◆ Énoncé 1:
Répondez aux questions suivantes d'après le texte sur les enregistrements de M. Lovell.
(a) Auprès de combien d'institutions gouvernementales M. Lovell comptait-il faire du lobbying pour l'IFNA ?
(b) Quel numéro porte l'enregistrement de M. Lovell pour la Welded Tube ?
(c) Quel paragraphe de la Loi impose aux lobbyistes-conseils de se conformer au Code ?
◆ Énoncé 2: Modifiez le texte sur les enregistrements de M. Lovell : reprenez tout le passage allant de « Le 3 mai 2022, M. » jusqu'à « d'une charge publique. », en y remplaçant « Grain Farmers of Ontario » par « Producteurs de grains de l'Ontario ».

◆ Texte fourni:
——————————
Le 2 mai 2022, M. Lovell s'est enregistré en tant que lobbyiste-conseil pour l'Independent First Nations Alliance (IFNA). Dans cet enregistrement (951864-371781), M. Lovell a indiqué son intention d'utiliser des techniques de communication écrite, orale et d’appel au grand public, ainsi que d'organiser des rencontres au nom de l'IFNA pour exercer des activités de lobbying auprès de 11 institutions gouvernementales, y compris la Chambre des communes. Cette inscription faisait également état d’une variété de sujets d’intérêts généraux, dont « l’infrastructure », ainsi qu'un sujet spécifique, à savoir « la recherche de financement pour un projet concernant des routes et des ponts » [traduction].
Le 2 mai 2022, M. Lovell s'est également enregistré en tant que lobbyiste-conseil pour la Welded Tube of Canada Corp. (Welded Tube). Cet enregistrement (951864-371782), indique l'intention de M. Lovell d'utiliser des techniques de communication écrite et orale, et d'organiser des rencontres pour le compte de la Welded Tube en vue d’exercer des activités de lobbying auprès de trois institutions gouvernementales, y compris la Chambre des communes. L'enregistrement de M. Lovell précise trois sujets, notamment « le développement économique », « l’environnement » et « l’industrie » ainsi qu’un détail, soit « obtenir des contributions financières du gouvernement fédéral pour la modernisation d’installations » [traduction].
Le 3 mai 2022, M. Lovell s'est enregistré en tant que lobbyiste-conseil pour les Grain Farmers of Ontario (GFO) (951864-373783). Cet enregistrement indique l'intention de M. Lovell d'utiliser des techniques de communication écrite et orale, et d'organiser des rencontres au nom des GFO en vue d’exercer des activités de lobbying auprès de 16 institutions gouvernementales, y compris la Chambre des communes, en ce qui concerne « l’agriculture », entre autres sujets. Selon l’enregistrement, « La politique du Canada concernant le système de tarification du carbone et traitement des combustibles pour le séchage des céréales » [traduction] est l'un des sujets spécifiques sur lesquels M. Lovell comptait faire du lobbying auprès de titulaires d'une charge publique.
Application du Code de déontologie des lobbyistes
Comme le prévoit le paragraphe 10.3(1) de la Loi, les personnes qui sont tenues de s'enregistrer en tant que lobbyistes-conseils en vertu du paragraphe 5(1) de la Loi doivent également se conformer au Code de déontologie des lobbyistes (le Code).
——————————
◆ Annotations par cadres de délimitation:
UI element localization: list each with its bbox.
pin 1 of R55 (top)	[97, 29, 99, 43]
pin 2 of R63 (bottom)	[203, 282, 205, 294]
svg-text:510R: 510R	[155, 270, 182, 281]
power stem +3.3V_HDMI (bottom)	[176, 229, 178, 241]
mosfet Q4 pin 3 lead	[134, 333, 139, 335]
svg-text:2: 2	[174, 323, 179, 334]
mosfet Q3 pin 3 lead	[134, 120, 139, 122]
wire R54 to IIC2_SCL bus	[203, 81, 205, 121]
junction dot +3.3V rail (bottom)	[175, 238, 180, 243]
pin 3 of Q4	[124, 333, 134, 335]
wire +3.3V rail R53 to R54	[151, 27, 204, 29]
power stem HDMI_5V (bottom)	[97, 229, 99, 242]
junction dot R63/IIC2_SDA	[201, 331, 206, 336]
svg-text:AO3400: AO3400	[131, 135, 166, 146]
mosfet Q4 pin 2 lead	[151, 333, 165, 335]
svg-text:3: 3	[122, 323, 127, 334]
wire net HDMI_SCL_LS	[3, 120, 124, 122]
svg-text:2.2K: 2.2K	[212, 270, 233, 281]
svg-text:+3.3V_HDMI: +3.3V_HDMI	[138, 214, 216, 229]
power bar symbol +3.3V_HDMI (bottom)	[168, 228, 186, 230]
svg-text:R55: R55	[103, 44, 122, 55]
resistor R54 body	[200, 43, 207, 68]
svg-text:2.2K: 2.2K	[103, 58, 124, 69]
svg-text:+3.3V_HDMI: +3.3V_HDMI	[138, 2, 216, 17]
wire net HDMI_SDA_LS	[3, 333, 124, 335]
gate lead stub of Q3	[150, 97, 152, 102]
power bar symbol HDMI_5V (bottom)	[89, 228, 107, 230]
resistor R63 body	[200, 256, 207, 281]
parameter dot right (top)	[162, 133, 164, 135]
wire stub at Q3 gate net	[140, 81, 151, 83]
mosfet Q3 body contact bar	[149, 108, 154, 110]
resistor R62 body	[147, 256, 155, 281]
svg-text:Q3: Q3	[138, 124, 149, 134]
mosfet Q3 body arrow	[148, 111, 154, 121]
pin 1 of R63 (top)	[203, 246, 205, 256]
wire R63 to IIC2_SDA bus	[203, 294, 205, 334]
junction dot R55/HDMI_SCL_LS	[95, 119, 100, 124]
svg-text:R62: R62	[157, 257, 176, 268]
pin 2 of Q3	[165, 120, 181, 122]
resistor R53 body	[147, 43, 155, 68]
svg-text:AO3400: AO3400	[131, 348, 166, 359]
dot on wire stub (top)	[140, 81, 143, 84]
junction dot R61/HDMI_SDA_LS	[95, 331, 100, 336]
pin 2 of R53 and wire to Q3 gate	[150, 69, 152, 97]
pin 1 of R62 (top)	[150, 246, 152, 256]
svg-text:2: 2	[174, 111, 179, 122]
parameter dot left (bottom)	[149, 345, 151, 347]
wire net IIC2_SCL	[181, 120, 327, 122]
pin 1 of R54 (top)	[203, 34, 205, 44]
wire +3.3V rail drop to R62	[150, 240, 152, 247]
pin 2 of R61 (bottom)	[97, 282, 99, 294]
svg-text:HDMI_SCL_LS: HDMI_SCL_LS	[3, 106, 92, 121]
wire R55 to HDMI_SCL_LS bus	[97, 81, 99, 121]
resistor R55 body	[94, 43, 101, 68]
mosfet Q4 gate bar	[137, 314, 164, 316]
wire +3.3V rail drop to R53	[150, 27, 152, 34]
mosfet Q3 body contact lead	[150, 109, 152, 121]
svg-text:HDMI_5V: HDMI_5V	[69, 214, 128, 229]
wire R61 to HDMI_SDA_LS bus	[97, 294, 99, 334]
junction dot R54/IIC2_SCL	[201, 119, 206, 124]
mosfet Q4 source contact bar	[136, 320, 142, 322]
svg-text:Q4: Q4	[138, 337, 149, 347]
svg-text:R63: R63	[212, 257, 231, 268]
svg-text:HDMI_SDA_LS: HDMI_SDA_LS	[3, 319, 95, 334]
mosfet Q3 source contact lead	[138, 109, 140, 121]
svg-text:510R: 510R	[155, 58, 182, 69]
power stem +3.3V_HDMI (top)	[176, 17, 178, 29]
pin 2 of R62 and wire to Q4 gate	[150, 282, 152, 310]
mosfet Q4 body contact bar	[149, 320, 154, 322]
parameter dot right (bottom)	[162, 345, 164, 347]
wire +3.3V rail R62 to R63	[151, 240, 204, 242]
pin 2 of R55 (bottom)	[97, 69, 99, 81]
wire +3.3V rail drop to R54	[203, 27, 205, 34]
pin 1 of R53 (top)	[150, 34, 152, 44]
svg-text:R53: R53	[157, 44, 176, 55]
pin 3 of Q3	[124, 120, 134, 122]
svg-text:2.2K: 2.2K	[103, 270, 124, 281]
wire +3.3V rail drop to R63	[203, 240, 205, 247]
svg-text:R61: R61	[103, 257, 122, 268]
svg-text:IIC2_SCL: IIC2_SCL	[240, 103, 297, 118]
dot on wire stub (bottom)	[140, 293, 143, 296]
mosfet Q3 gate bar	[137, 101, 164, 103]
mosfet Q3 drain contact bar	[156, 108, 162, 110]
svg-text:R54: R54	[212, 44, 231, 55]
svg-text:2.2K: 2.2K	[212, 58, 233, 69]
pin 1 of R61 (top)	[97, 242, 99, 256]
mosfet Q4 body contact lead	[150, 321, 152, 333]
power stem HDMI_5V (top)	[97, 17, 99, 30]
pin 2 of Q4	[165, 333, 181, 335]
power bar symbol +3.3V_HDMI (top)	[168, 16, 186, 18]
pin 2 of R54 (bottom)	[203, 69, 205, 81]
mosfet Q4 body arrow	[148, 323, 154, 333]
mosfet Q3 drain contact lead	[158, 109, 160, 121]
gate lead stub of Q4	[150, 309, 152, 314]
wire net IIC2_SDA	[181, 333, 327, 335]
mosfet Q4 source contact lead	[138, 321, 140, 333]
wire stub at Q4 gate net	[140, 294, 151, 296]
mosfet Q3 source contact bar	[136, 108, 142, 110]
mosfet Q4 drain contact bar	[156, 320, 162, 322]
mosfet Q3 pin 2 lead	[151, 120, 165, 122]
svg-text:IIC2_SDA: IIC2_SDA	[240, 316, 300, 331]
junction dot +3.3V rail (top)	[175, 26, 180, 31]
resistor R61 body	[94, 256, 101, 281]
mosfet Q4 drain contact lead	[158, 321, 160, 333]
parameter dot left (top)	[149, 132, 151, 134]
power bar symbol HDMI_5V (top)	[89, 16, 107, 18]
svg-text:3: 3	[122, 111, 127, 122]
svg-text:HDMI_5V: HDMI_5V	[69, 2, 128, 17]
——————————
◆ Corrigé complet 1:
(a) Auprès de 11 institutions gouvernementales.
(b) Le numéro 951864-371782.
(c) Le paragraphe 10.3(1).

◆ Corrigé complet 2:
Le 3 mai 2022, M. Lovell s'est enregistré en tant que lobbyiste-conseil pour les Producteurs de grains de l'Ontario (GFO) (951864-373783). Cet enregistrement indique l'intention de M. Lovell d'utiliser des techniques de communication écrite et orale, et d'organiser des rencontres au nom des GFO en vue d’exercer des activités de lobbying auprès de 16 institutions gouvernementales, y compris la Chambre des communes, en ce qui concerne « l’agriculture », entre autres sujets. Selon l’enregistrement, « La politique du Canada concernant le système de tarification du carbone et traitement des combustibles pour le séchage des céréales » [traduction] est l'un des sujets spécifiques sur lesquels M. Lovell comptait faire du lobbying auprès de titulaires d'une charge publique.